TO DO> Pull every line that holds the word "Pythagorean" from the entries.

GIVEN ENTRIES>
_ _ _ _ _

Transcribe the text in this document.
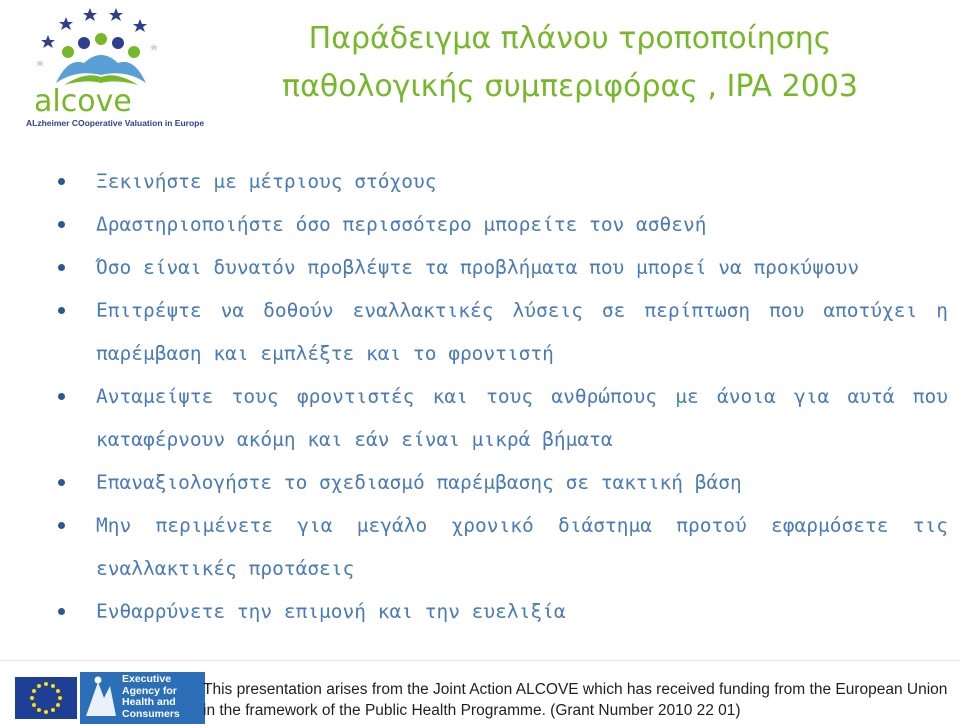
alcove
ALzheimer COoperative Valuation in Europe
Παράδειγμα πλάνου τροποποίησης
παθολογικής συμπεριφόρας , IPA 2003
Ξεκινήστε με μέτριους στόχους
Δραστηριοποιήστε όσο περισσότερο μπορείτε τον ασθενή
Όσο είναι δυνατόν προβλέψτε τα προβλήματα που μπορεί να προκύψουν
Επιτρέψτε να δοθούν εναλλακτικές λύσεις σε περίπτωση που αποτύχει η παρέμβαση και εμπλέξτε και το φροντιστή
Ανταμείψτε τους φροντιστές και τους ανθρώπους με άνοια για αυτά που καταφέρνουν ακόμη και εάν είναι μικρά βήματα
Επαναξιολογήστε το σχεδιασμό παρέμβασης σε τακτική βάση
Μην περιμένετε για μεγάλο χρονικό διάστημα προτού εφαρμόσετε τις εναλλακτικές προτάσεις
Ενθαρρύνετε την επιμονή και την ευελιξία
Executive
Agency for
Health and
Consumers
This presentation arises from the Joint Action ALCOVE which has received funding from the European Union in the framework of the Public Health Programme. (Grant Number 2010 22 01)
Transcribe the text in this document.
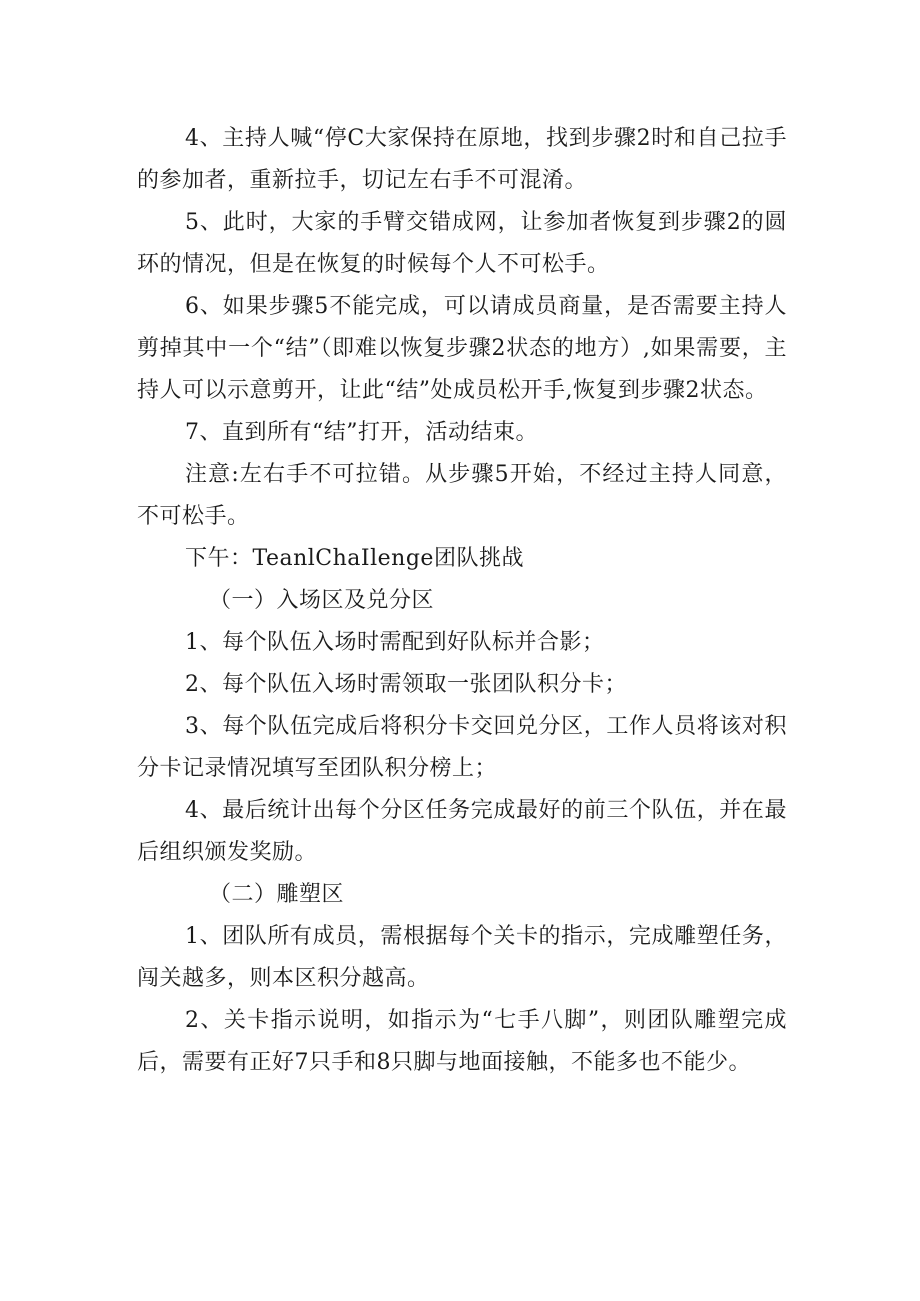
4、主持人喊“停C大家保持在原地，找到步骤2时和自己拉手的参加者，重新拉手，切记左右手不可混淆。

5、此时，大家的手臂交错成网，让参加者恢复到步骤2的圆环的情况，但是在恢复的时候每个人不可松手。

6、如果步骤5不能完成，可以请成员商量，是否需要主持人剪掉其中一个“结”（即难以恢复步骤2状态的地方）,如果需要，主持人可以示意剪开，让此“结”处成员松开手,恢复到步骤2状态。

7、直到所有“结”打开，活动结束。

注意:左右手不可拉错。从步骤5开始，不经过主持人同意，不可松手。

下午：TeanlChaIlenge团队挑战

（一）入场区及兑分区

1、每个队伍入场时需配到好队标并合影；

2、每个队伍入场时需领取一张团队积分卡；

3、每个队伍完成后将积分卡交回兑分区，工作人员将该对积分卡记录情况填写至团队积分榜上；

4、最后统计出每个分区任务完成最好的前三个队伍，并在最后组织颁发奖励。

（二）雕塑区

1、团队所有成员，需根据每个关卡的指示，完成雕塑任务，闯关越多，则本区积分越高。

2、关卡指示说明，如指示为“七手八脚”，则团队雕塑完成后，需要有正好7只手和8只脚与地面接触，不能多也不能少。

_ _ _ _ _

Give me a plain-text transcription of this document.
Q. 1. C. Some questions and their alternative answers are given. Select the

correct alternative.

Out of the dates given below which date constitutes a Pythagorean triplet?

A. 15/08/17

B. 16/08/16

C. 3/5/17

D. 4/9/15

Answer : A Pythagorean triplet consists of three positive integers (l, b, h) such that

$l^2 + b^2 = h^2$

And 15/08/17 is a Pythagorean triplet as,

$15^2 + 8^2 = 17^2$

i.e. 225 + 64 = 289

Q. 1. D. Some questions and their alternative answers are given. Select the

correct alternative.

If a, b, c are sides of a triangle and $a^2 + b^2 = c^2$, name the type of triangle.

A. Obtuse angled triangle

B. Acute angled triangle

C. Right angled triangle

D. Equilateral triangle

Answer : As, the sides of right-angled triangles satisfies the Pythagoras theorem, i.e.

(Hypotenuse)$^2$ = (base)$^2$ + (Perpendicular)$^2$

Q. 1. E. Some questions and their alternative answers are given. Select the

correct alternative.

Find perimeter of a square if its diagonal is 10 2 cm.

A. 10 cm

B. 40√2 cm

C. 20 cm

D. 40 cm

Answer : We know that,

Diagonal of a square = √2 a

_ _ _ _ _

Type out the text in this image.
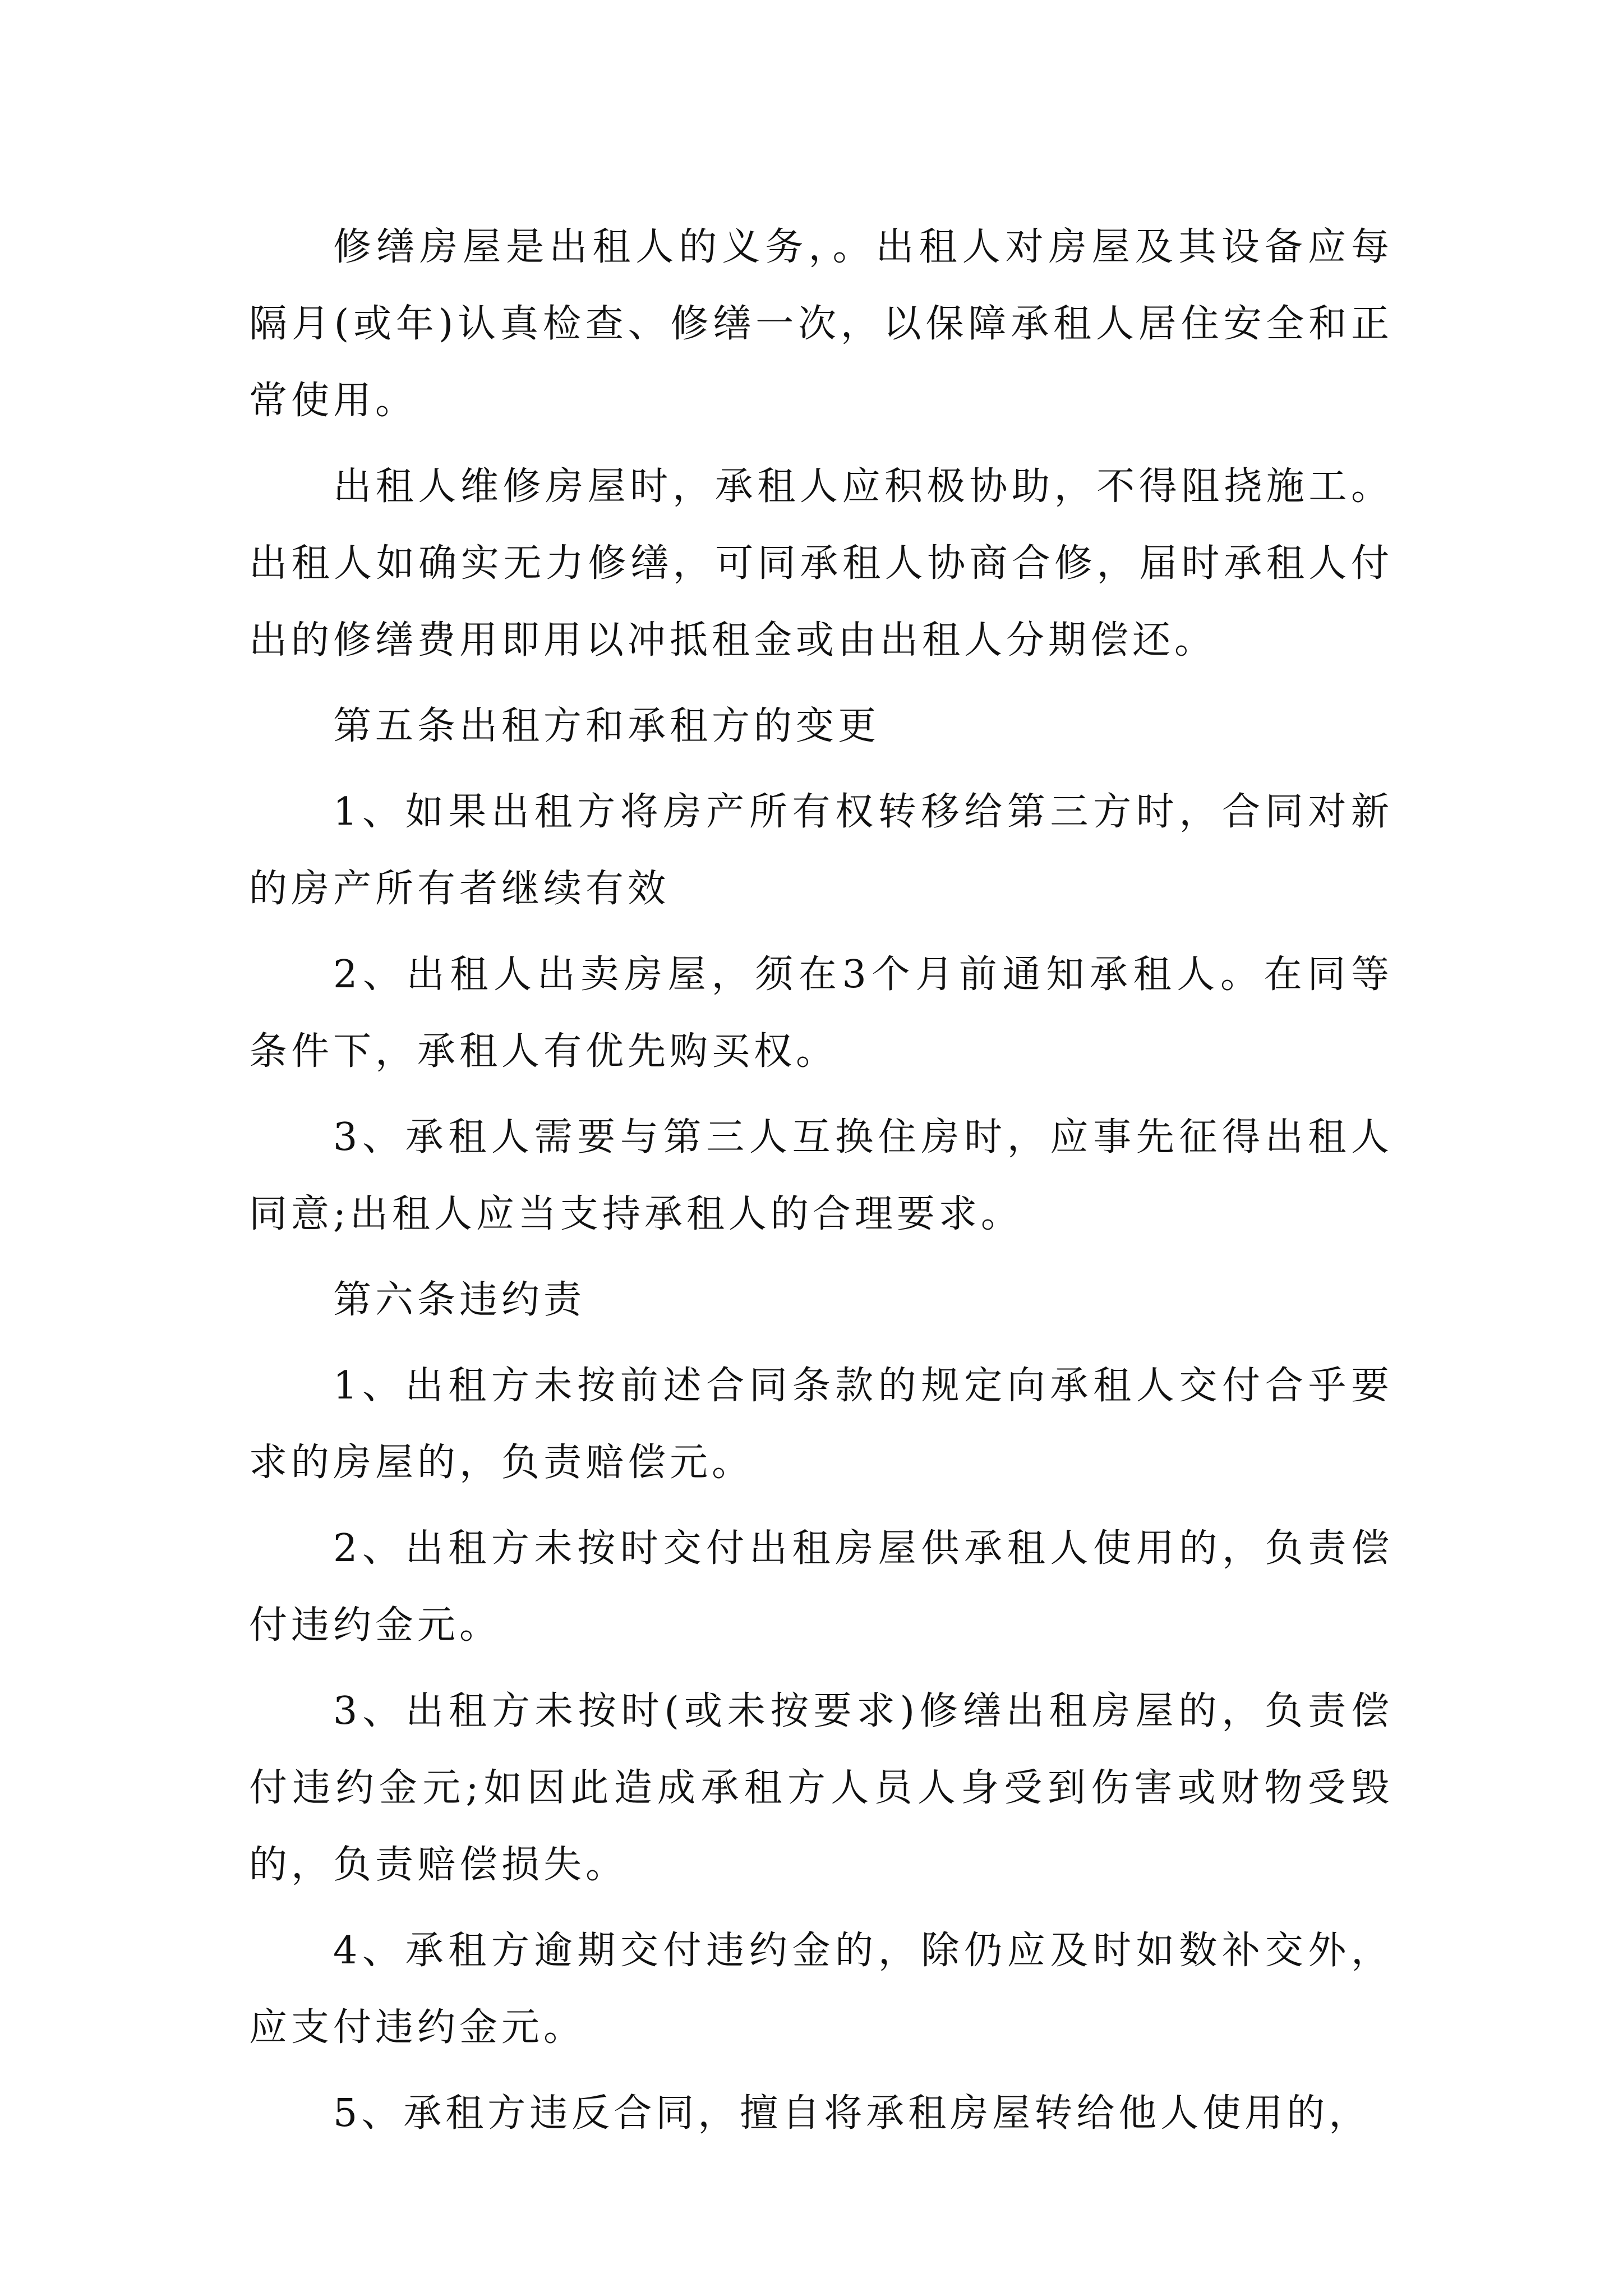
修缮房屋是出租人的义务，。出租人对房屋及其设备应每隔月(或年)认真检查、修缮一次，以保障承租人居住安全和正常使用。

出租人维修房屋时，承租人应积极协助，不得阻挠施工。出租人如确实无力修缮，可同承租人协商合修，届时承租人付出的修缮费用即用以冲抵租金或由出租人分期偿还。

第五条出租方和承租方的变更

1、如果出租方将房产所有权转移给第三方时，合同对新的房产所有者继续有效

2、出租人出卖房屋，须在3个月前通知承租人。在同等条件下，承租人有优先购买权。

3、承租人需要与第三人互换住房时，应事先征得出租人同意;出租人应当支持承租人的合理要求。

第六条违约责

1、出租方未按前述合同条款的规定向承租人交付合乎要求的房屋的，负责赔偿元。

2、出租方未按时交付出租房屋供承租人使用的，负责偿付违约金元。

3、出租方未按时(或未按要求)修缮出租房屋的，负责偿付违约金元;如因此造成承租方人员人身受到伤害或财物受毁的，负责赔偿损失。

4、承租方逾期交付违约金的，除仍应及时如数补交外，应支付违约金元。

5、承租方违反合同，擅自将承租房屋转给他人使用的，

_ _ _ _ _

ANSWER IN FULL>
Out of the dates given below which date constitutes a Pythagorean triplet?
Answer : A Pythagorean triplet consists of three positive integers (l, b, h) such that
And 15/08/17 is a Pythagorean triplet as,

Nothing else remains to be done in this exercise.